____ RECORDS FOR THIS TASK

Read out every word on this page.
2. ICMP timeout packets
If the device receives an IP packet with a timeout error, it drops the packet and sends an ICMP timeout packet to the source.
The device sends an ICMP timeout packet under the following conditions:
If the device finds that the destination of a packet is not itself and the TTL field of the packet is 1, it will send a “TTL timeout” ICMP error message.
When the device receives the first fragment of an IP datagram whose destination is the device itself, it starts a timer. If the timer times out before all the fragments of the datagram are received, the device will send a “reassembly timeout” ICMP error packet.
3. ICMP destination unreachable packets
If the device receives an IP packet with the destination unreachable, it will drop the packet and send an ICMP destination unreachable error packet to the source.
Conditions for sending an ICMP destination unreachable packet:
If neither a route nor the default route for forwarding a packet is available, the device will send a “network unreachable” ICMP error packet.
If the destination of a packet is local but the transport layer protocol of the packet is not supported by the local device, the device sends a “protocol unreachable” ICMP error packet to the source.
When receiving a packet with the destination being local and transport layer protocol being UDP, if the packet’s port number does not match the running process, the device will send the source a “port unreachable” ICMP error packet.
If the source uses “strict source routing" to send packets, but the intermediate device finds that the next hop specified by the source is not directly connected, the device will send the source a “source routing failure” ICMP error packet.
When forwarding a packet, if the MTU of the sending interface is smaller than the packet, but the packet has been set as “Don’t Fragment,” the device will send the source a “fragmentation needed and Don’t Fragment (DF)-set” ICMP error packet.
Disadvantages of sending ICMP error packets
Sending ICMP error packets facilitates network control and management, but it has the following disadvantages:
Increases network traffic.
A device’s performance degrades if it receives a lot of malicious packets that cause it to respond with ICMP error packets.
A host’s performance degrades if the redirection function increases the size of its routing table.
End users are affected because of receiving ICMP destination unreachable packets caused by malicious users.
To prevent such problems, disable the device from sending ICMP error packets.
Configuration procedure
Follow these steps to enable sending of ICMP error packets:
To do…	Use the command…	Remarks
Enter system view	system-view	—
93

________

Write out each line of the data above again, exactly as given.

RESULT ->
Read out every word on this page.
2. ICMP timeout packets
If the device receives an IP packet with a timeout error, it drops the packet and sends an ICMP timeout packet to the source.
The device sends an ICMP timeout packet under the following conditions:
If the device finds that the destination of a packet is not itself and the TTL field of the packet is 1, it will send a “TTL timeout” ICMP error message.
When the device receives the first fragment of an IP datagram whose destination is the device itself, it starts a timer. If the timer times out before all the fragments of the datagram are received, the device will send a “reassembly timeout” ICMP error packet.
3. ICMP destination unreachable packets
If the device receives an IP packet with the destination unreachable, it will drop the packet and send an ICMP destination unreachable error packet to the source.
Conditions for sending an ICMP destination unreachable packet:
If neither a route nor the default route for forwarding a packet is available, the device will send a “network unreachable” ICMP error packet.
If the destination of a packet is local but the transport layer protocol of the packet is not supported by the local device, the device sends a “protocol unreachable” ICMP error packet to the source.
When receiving a packet with the destination being local and transport layer protocol being UDP, if the packet’s port number does not match the running process, the device will send the source a “port unreachable” ICMP error packet.
If the source uses “strict source routing" to send packets, but the intermediate device finds that the next hop specified by the source is not directly connected, the device will send the source a “source routing failure” ICMP error packet.
When forwarding a packet, if the MTU of the sending interface is smaller than the packet, but the packet has been set as “Don’t Fragment,” the device will send the source a “fragmentation needed and Don’t Fragment (DF)-set” ICMP error packet.
Disadvantages of sending ICMP error packets
Sending ICMP error packets facilitates network control and management, but it has the following disadvantages:
Increases network traffic.
A device’s performance degrades if it receives a lot of malicious packets that cause it to respond with ICMP error packets.
A host’s performance degrades if the redirection function increases the size of its routing table.
End users are affected because of receiving ICMP destination unreachable packets caused by malicious users.
To prevent such problems, disable the device from sending ICMP error packets.
Configuration procedure
Follow these steps to enable sending of ICMP error packets:
To do…	Use the command…	Remarks
Enter system view	system-view	—
93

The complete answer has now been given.